EXERCISE: Copy nothing but the text: reproduce each line of the listing exactly and leave the pictures out.

Records from a dataset:
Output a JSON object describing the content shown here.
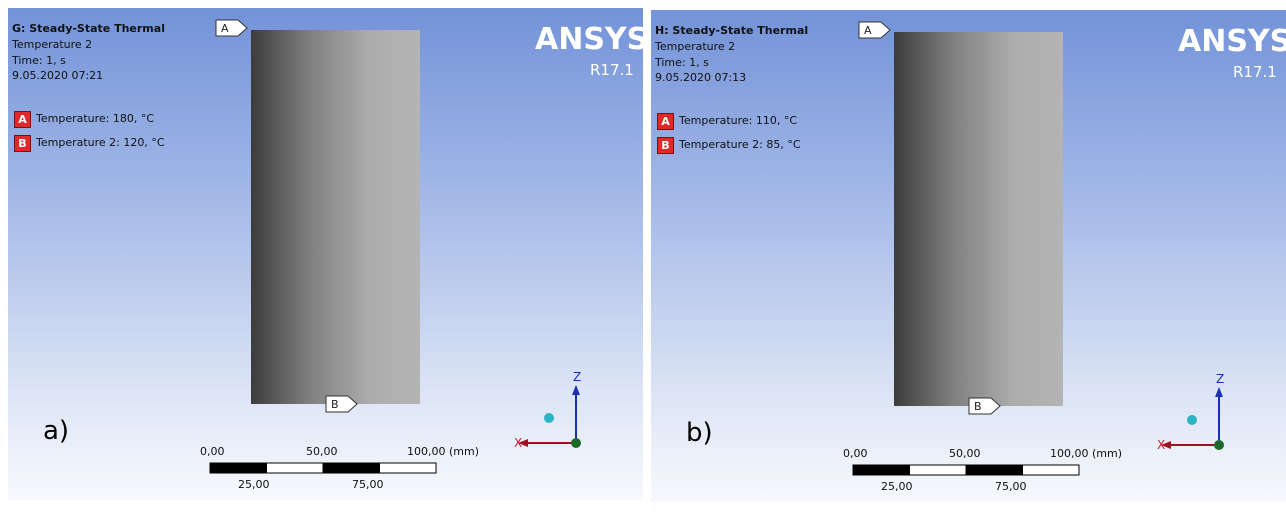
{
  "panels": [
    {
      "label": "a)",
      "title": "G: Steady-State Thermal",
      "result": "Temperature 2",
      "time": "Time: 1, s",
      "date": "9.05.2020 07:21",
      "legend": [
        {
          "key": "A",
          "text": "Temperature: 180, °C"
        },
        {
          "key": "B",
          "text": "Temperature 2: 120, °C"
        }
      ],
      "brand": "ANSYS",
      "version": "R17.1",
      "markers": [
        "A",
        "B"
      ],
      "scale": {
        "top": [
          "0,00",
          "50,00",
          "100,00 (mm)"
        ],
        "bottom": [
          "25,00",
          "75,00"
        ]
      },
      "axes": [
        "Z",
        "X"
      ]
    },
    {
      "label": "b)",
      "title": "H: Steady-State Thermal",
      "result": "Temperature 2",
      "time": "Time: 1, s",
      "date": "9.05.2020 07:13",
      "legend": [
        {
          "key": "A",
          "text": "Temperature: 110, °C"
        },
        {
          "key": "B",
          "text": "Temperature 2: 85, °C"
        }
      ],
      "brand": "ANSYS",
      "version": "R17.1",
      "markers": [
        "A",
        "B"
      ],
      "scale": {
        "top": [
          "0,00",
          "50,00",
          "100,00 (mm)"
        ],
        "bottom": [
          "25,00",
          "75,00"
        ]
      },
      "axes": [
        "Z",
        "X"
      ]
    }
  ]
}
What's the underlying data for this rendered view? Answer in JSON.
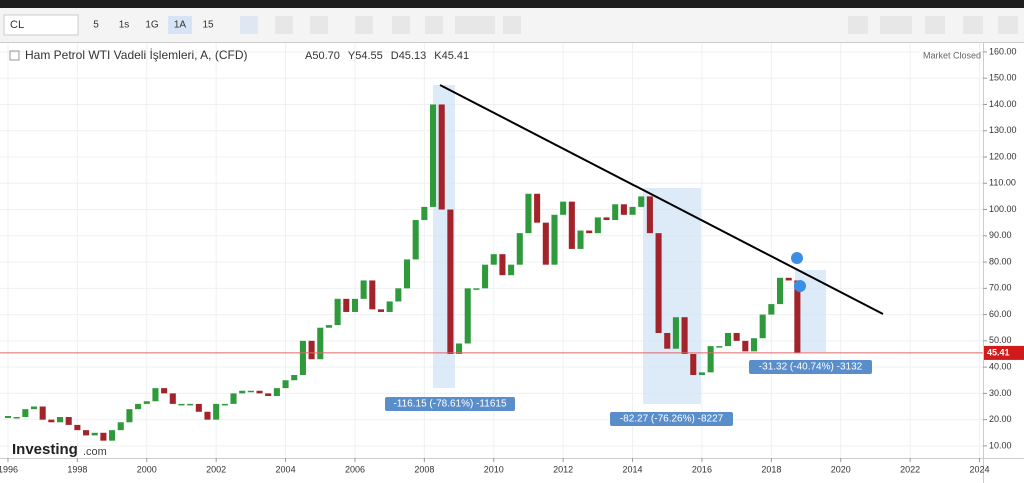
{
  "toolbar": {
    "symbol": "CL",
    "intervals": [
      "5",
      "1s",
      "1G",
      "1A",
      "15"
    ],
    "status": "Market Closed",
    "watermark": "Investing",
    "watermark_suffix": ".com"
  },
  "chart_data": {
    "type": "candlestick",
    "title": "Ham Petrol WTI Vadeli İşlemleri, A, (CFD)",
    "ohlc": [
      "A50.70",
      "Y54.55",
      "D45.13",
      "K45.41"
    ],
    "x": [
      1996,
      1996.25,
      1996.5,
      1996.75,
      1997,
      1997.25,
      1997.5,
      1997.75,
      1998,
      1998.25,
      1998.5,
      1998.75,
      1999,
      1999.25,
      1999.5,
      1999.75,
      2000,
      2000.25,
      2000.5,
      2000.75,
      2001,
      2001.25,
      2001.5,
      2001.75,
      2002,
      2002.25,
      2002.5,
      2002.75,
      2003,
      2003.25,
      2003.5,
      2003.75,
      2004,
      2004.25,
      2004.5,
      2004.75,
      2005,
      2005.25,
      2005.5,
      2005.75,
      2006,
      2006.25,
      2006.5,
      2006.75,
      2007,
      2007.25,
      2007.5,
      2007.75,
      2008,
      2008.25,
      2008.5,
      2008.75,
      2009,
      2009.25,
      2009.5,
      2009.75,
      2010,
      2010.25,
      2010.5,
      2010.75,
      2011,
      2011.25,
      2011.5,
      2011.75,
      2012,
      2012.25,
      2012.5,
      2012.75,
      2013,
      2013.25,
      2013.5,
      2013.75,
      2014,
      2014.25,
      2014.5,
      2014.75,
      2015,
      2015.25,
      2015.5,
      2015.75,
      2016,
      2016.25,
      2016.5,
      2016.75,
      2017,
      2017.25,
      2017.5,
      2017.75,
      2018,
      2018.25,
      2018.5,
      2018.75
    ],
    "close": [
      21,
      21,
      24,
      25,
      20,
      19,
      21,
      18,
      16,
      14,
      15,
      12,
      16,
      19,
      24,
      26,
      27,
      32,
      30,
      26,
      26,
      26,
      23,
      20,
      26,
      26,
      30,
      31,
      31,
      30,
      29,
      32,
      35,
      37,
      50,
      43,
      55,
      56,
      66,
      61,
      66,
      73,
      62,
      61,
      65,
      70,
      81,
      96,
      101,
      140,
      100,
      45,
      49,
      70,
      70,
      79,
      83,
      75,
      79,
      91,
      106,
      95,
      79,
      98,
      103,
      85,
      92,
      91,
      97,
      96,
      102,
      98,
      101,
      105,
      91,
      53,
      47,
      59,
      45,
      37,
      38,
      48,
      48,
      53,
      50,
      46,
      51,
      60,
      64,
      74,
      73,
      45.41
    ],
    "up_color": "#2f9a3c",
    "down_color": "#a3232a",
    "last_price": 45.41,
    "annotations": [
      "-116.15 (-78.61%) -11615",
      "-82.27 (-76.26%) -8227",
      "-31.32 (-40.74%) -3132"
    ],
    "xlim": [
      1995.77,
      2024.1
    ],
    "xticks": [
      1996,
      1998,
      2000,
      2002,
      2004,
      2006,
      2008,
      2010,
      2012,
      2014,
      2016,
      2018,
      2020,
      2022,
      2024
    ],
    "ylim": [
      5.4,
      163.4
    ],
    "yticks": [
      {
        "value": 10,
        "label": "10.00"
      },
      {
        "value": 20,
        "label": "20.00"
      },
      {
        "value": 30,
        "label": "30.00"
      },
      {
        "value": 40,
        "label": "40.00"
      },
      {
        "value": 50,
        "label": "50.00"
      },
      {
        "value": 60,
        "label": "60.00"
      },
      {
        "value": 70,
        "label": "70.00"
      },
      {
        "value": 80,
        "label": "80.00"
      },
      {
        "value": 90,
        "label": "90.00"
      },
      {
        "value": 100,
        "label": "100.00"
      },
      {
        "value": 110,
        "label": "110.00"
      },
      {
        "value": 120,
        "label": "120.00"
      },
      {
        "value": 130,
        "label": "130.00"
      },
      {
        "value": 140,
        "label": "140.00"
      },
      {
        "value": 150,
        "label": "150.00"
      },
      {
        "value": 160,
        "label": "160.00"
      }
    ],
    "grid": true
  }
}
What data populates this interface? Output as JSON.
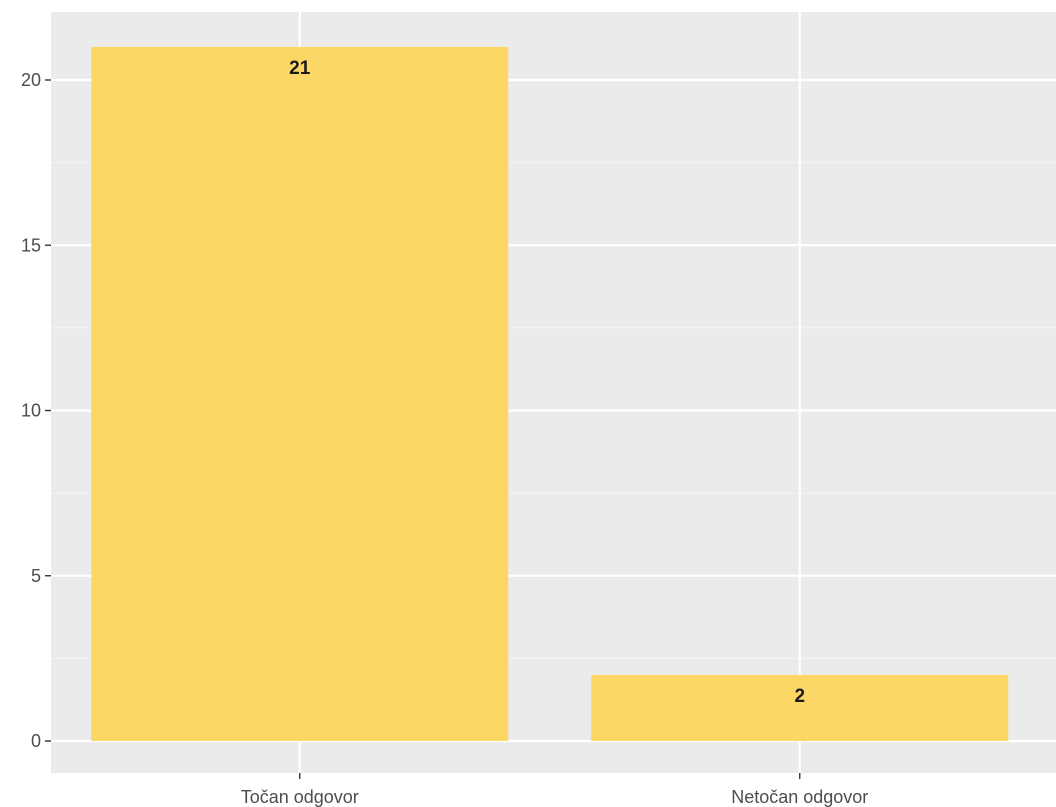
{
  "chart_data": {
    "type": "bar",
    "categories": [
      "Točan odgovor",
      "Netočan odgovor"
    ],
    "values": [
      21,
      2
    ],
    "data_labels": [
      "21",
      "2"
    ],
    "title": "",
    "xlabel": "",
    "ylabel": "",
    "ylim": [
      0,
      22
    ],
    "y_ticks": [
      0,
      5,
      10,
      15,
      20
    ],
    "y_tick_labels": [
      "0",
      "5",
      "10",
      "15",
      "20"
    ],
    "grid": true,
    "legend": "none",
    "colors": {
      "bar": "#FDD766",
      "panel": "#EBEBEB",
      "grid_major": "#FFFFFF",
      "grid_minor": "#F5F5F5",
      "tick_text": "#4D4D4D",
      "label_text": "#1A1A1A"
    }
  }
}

TASK RESULT:
Output a JSON object describing the content shown here.
{
  "panels": [
    {
      "label": "a)",
      "title": "G: Steady-State Thermal",
      "result": "Temperature 2",
      "time": "Time: 1, s",
      "date": "9.05.2020 07:21",
      "legend": [
        {
          "key": "A",
          "text": "Temperature: 180, °C"
        },
        {
          "key": "B",
          "text": "Temperature 2: 120, °C"
        }
      ],
      "brand": "ANSYS",
      "version": "R17.1",
      "markers": [
        "A",
        "B"
      ],
      "scale": {
        "top": [
          "0,00",
          "50,00",
          "100,00 (mm)"
        ],
        "bottom": [
          "25,00",
          "75,00"
        ]
      },
      "axes": [
        "Z",
        "X"
      ]
    },
    {
      "label": "b)",
      "title": "H: Steady-State Thermal",
      "result": "Temperature 2",
      "time": "Time: 1, s",
      "date": "9.05.2020 07:13",
      "legend": [
        {
          "key": "A",
          "text": "Temperature: 110, °C"
        },
        {
          "key": "B",
          "text": "Temperature 2: 85, °C"
        }
      ],
      "brand": "ANSYS",
      "version": "R17.1",
      "markers": [
        "A",
        "B"
      ],
      "scale": {
        "top": [
          "0,00",
          "50,00",
          "100,00 (mm)"
        ],
        "bottom": [
          "25,00",
          "75,00"
        ]
      },
      "axes": [
        "Z",
        "X"
      ]
    }
  ]
}
What's the underlying data for this rendered view? Answer in JSON.
{
  "toolbar": {
    "symbol": "CL",
    "intervals": [
      "5",
      "1s",
      "1G",
      "1A",
      "15"
    ],
    "status": "Market Closed",
    "watermark": "Investing",
    "watermark_suffix": ".com"
  },
  "chart_data": {
    "type": "candlestick",
    "title": "Ham Petrol WTI Vadeli İşlemleri, A, (CFD)",
    "ohlc": [
      "A50.70",
      "Y54.55",
      "D45.13",
      "K45.41"
    ],
    "x": [
      1996,
      1996.25,
      1996.5,
      1996.75,
      1997,
      1997.25,
      1997.5,
      1997.75,
      1998,
      1998.25,
      1998.5,
      1998.75,
      1999,
      1999.25,
      1999.5,
      1999.75,
      2000,
      2000.25,
      2000.5,
      2000.75,
      2001,
      2001.25,
      2001.5,
      2001.75,
      2002,
      2002.25,
      2002.5,
      2002.75,
      2003,
      2003.25,
      2003.5,
      2003.75,
      2004,
      2004.25,
      2004.5,
      2004.75,
      2005,
      2005.25,
      2005.5,
      2005.75,
      2006,
      2006.25,
      2006.5,
      2006.75,
      2007,
      2007.25,
      2007.5,
      2007.75,
      2008,
      2008.25,
      2008.5,
      2008.75,
      2009,
      2009.25,
      2009.5,
      2009.75,
      2010,
      2010.25,
      2010.5,
      2010.75,
      2011,
      2011.25,
      2011.5,
      2011.75,
      2012,
      2012.25,
      2012.5,
      2012.75,
      2013,
      2013.25,
      2013.5,
      2013.75,
      2014,
      2014.25,
      2014.5,
      2014.75,
      2015,
      2015.25,
      2015.5,
      2015.75,
      2016,
      2016.25,
      2016.5,
      2016.75,
      2017,
      2017.25,
      2017.5,
      2017.75,
      2018,
      2018.25,
      2018.5,
      2018.75
    ],
    "close": [
      21,
      21,
      24,
      25,
      20,
      19,
      21,
      18,
      16,
      14,
      15,
      12,
      16,
      19,
      24,
      26,
      27,
      32,
      30,
      26,
      26,
      26,
      23,
      20,
      26,
      26,
      30,
      31,
      31,
      30,
      29,
      32,
      35,
      37,
      50,
      43,
      55,
      56,
      66,
      61,
      66,
      73,
      62,
      61,
      65,
      70,
      81,
      96,
      101,
      140,
      100,
      45,
      49,
      70,
      70,
      79,
      83,
      75,
      79,
      91,
      106,
      95,
      79,
      98,
      103,
      85,
      92,
      91,
      97,
      96,
      102,
      98,
      101,
      105,
      91,
      53,
      47,
      59,
      45,
      37,
      38,
      48,
      48,
      53,
      50,
      46,
      51,
      60,
      64,
      74,
      73,
      45.41
    ],
    "up_color": "#2f9a3c",
    "down_color": "#a3232a",
    "last_price": 45.41,
    "annotations": [
      "-116.15 (-78.61%) -11615",
      "-82.27 (-76.26%) -8227",
      "-31.32 (-40.74%) -3132"
    ],
    "xlim": [
      1995.77,
      2024.1
    ],
    "xticks": [
      1996,
      1998,
      2000,
      2002,
      2004,
      2006,
      2008,
      2010,
      2012,
      2014,
      2016,
      2018,
      2020,
      2022,
      2024
    ],
    "ylim": [
      5.4,
      163.4
    ],
    "yticks": [
      {
        "value": 10,
        "label": "10.00"
      },
      {
        "value": 20,
        "label": "20.00"
      },
      {
        "value": 30,
        "label": "30.00"
      },
      {
        "value": 40,
        "label": "40.00"
      },
      {
        "value": 50,
        "label": "50.00"
      },
      {
        "value": 60,
        "label": "60.00"
      },
      {
        "value": 70,
        "label": "70.00"
      },
      {
        "value": 80,
        "label": "80.00"
      },
      {
        "value": 90,
        "label": "90.00"
      },
      {
        "value": 100,
        "label": "100.00"
      },
      {
        "value": 110,
        "label": "110.00"
      },
      {
        "value": 120,
        "label": "120.00"
      },
      {
        "value": 130,
        "label": "130.00"
      },
      {
        "value": 140,
        "label": "140.00"
      },
      {
        "value": 150,
        "label": "150.00"
      },
      {
        "value": 160,
        "label": "160.00"
      }
    ],
    "grid": true
  }
}
What data populates this interface? Output as JSON.
{
  "chart_data": {
    "type": "bar",
    "categories": [
      "Točan odgovor",
      "Netočan odgovor"
    ],
    "values": [
      21,
      2
    ],
    "data_labels": [
      "21",
      "2"
    ],
    "title": "",
    "xlabel": "",
    "ylabel": "",
    "ylim": [
      0,
      22
    ],
    "y_ticks": [
      0,
      5,
      10,
      15,
      20
    ],
    "y_tick_labels": [
      "0",
      "5",
      "10",
      "15",
      "20"
    ],
    "grid": true,
    "legend": "none",
    "colors": {
      "bar": "#FDD766",
      "panel": "#EBEBEB",
      "grid_major": "#FFFFFF",
      "grid_minor": "#F5F5F5",
      "tick_text": "#4D4D4D",
      "label_text": "#1A1A1A"
    }
  }
}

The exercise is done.